● WHAT YOU SHOULD DO
Return the entire listing, character for character.

▼▼▼

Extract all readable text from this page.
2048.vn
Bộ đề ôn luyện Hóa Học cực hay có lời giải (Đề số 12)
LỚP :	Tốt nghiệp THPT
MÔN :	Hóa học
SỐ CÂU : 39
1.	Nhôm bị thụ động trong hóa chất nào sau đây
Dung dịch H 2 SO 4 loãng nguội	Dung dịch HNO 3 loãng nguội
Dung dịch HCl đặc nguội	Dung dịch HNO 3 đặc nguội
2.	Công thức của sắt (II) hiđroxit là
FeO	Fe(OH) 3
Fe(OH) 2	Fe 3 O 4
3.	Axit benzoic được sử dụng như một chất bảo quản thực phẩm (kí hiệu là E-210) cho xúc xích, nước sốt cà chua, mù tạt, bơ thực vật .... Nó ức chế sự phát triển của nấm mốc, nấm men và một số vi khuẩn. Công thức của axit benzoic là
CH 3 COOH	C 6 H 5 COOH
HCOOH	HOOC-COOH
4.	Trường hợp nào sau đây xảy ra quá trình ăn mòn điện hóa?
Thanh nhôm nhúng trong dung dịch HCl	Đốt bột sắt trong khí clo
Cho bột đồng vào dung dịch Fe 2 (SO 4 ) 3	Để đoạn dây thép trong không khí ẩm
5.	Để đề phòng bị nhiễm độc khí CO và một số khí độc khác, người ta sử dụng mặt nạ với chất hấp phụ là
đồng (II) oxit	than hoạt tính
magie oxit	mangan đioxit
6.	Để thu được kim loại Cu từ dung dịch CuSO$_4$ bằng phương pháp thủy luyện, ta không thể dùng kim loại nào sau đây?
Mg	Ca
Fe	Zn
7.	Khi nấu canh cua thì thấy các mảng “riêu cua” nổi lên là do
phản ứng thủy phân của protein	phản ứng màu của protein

▲▲▲

● RESULT OF THIS EXERCISE
Extract all readable text from this page.
2048.vn
Bộ đề ôn luyện Hóa Học cực hay có lời giải (Đề số 12)
LỚP :	Tốt nghiệp THPT
MÔN :	Hóa học
SỐ CÂU : 39
1.	Nhôm bị thụ động trong hóa chất nào sau đây
Dung dịch H 2 SO 4 loãng nguội	Dung dịch HNO 3 loãng nguội
Dung dịch HCl đặc nguội	Dung dịch HNO 3 đặc nguội
2.	Công thức của sắt (II) hiđroxit là
FeO	Fe(OH) 3
Fe(OH) 2	Fe 3 O 4
3.	Axit benzoic được sử dụng như một chất bảo quản thực phẩm (kí hiệu là E-210) cho xúc xích, nước sốt cà chua, mù tạt, bơ thực vật .... Nó ức chế sự phát triển của nấm mốc, nấm men và một số vi khuẩn. Công thức của axit benzoic là
CH 3 COOH	C 6 H 5 COOH
HCOOH	HOOC-COOH
4.	Trường hợp nào sau đây xảy ra quá trình ăn mòn điện hóa?
Thanh nhôm nhúng trong dung dịch HCl	Đốt bột sắt trong khí clo
Cho bột đồng vào dung dịch Fe 2 (SO 4 ) 3	Để đoạn dây thép trong không khí ẩm
5.	Để đề phòng bị nhiễm độc khí CO và một số khí độc khác, người ta sử dụng mặt nạ với chất hấp phụ là
đồng (II) oxit	than hoạt tính
magie oxit	mangan đioxit
6.	Để thu được kim loại Cu từ dung dịch CuSO$_4$ bằng phương pháp thủy luyện, ta không thể dùng kim loại nào sau đây?
Mg	Ca
Fe	Zn
7.	Khi nấu canh cua thì thấy các mảng “riêu cua” nổi lên là do
phản ứng thủy phân của protein	phản ứng màu của protein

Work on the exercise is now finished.